>> start Source records
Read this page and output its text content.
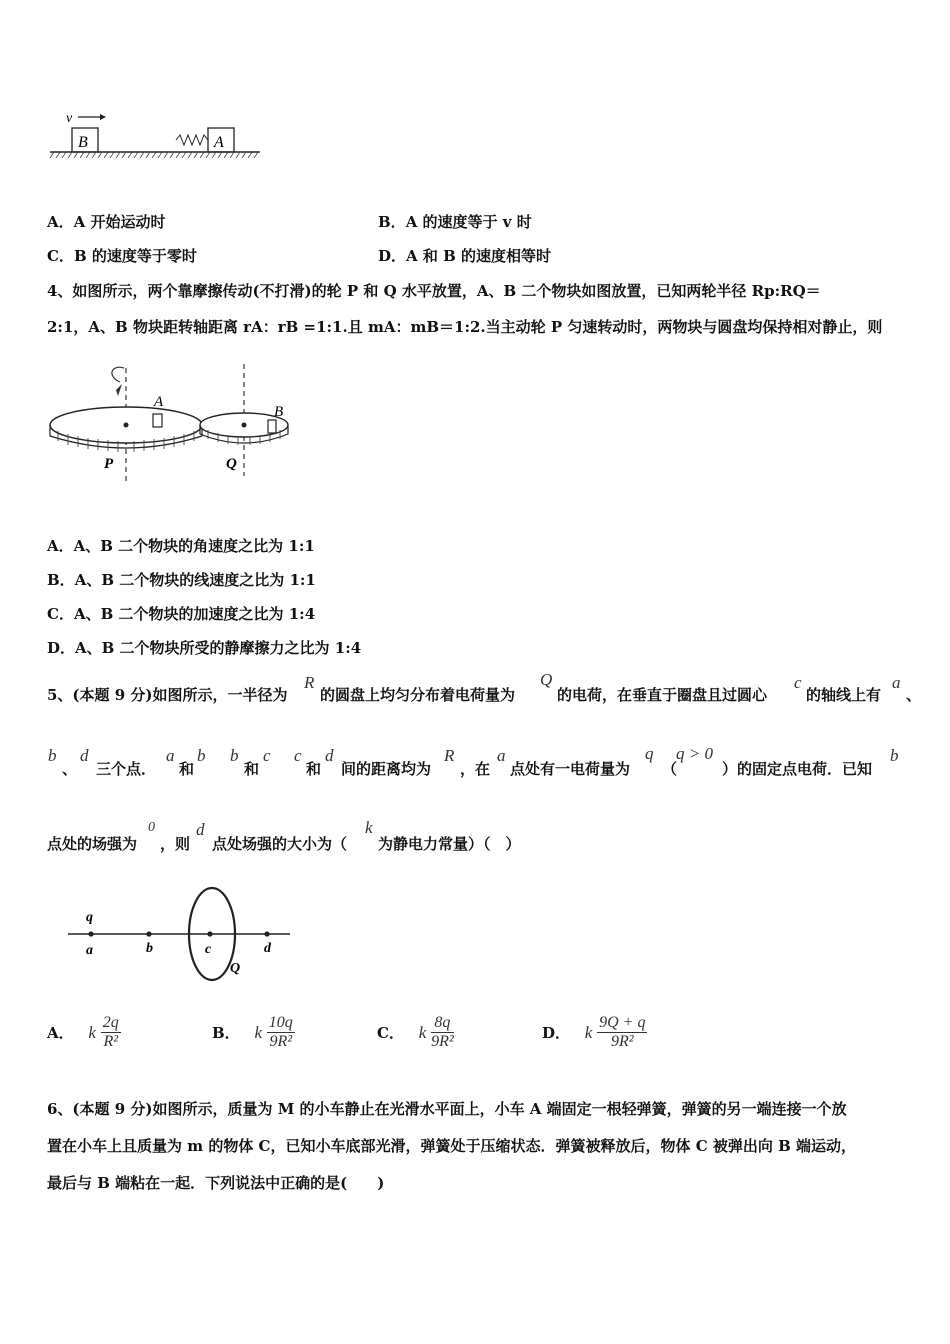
v
B	A
A．A 开始运动时	B．A 的速度等于 v 时
C．B 的速度等于零时	D．A 和 B 的速度相等时
4、如图所示，两个靠摩擦传动(不打滑)的轮 P 和 Q 水平放置，A、B 二个物块如图放置，已知两轮半径 Rp:RQ＝
2:1，A、B 物块距转轴距离 rA：rB =1:1.且 mA：mB＝1:2.当主动轮 P 匀速转动时，两物块与圆盘均保持相对静止，则
A
P
B
Q
A．A、B 二个物块的角速度之比为 1:1
B．A、B 二个物块的线速度之比为 1:1
C．A、B 二个物块的加速度之比为 1:4
D．A、B 二个物块所受的静摩擦力之比为 1:4
5、(本题 9 分)如图所示，一半径为
R
的圆盘上均匀分布着电荷量为
Q
的电荷，在垂直于圈盘且过圆心
c
的轴线上有
a
、
b
、
d
三个点．
a
和
b b
和
c c
和
d
间的距离均为
R
，在
a
点处有一电荷量为
q
（
q > 0
）的固定点电荷．已知
b
点处的场强为
0
，则
d
点处场强的大小为（
k
为静电力常量）（　）
q
a	b	c	d
Q
A． k $\frac{2q}{\text{R²}}$	B． k $\frac{10q}{\text{9R²}}$	C． k $\frac{8q}{\text{9R²}}$	D． k $\frac{9Q + q}{\text{9R²}}$
6、(本题 9 分)如图所示，质量为 M 的小车静止在光滑水平面上，小车 A 端固定一根轻弹簧，弹簧的另一端连接一个放
置在小车上且质量为 m 的物体 C，已知小车底部光滑，弹簧处于压缩状态．弹簧被释放后，物体 C 被弹出向 B 端运动，
最后与 B 端粘在一起．下列说法中正确的是(　　)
>> end Source records
Copy every entry word for word, but omit the pictures.

Read this page and output its text content.
v
B	A
A．A 开始运动时	B．A 的速度等于 v 时
C．B 的速度等于零时	D．A 和 B 的速度相等时
4、如图所示，两个靠摩擦传动(不打滑)的轮 P 和 Q 水平放置，A、B 二个物块如图放置，已知两轮半径 Rp:RQ＝
2:1，A、B 物块距转轴距离 rA：rB =1:1.且 mA：mB＝1:2.当主动轮 P 匀速转动时，两物块与圆盘均保持相对静止，则
A
P
B
Q
A．A、B 二个物块的角速度之比为 1:1
B．A、B 二个物块的线速度之比为 1:1
C．A、B 二个物块的加速度之比为 1:4
D．A、B 二个物块所受的静摩擦力之比为 1:4
5、(本题 9 分)如图所示，一半径为
R
的圆盘上均匀分布着电荷量为
Q
的电荷，在垂直于圈盘且过圆心
c
的轴线上有
a
、
b
、
d
三个点．
a
和
b b
和
c c
和
d
间的距离均为
R
，在
a
点处有一电荷量为
q
（
q > 0
）的固定点电荷．已知
b
点处的场强为
0
，则
d
点处场强的大小为（
k
为静电力常量）（　）
q
a	b	c	d
Q
A． k $\frac{2q}{\text{R²}}$	B． k $\frac{10q}{\text{9R²}}$	C． k $\frac{8q}{\text{9R²}}$	D． k $\frac{9Q + q}{\text{9R²}}$
6、(本题 9 分)如图所示，质量为 M 的小车静止在光滑水平面上，小车 A 端固定一根轻弹簧，弹簧的另一端连接一个放
置在小车上且质量为 m 的物体 C，已知小车底部光滑，弹簧处于压缩状态．弹簧被释放后，物体 C 被弹出向 B 端运动，
最后与 B 端粘在一起．下列说法中正确的是(　　)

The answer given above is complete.